Return all the entries exactly, keeping pictures out.

● Chart and figure data:
■ ■ ■ ■

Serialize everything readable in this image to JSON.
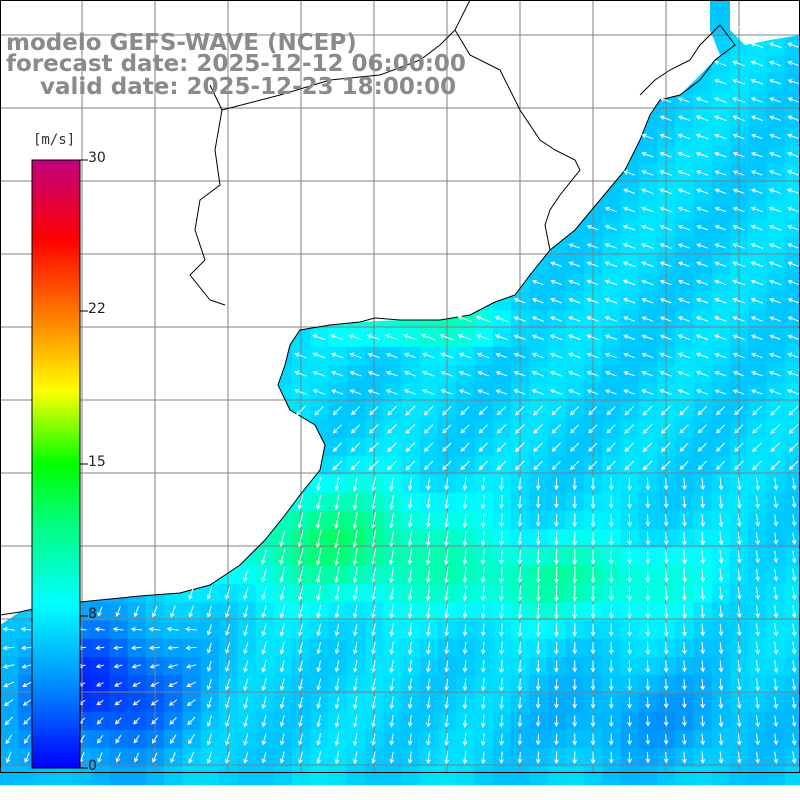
{
  "title": {
    "model": "modelo GEFS-WAVE (NCEP)",
    "forecast": "forecast date: 2025-12-12 06:00:00",
    "valid": "valid date: 2025-12-23 18:00:00"
  },
  "colorbar": {
    "unit": "[m/s]",
    "min": 0,
    "max": 30,
    "tick_labels": [
      "30",
      "22",
      "15",
      "8",
      "0"
    ],
    "tick_values": [
      30,
      22,
      15,
      8,
      0
    ],
    "colors": [
      "#0000ff",
      "#00a0ff",
      "#00ffff",
      "#00ff00",
      "#ffff00",
      "#ff8000",
      "#ff0000",
      "#c00080"
    ]
  },
  "map": {
    "variable": "wind speed and direction (arrows)",
    "land_color": "#ffffff",
    "grid_color": "#808080",
    "coastline_color": "#000000"
  }
}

■ ■ ■ ■

● Finished task:
Serialize everything readable in this image to JSON.
{
  "title": {
    "model": "modelo GEFS-WAVE (NCEP)",
    "forecast": "forecast date: 2025-12-12 06:00:00",
    "valid": "valid date: 2025-12-23 18:00:00"
  },
  "colorbar": {
    "unit": "[m/s]",
    "min": 0,
    "max": 30,
    "tick_labels": [
      "30",
      "22",
      "15",
      "8",
      "0"
    ],
    "tick_values": [
      30,
      22,
      15,
      8,
      0
    ],
    "colors": [
      "#0000ff",
      "#00a0ff",
      "#00ffff",
      "#00ff00",
      "#ffff00",
      "#ff8000",
      "#ff0000",
      "#c00080"
    ]
  },
  "map": {
    "variable": "wind speed and direction (arrows)",
    "land_color": "#ffffff",
    "grid_color": "#808080",
    "coastline_color": "#000000"
  }
}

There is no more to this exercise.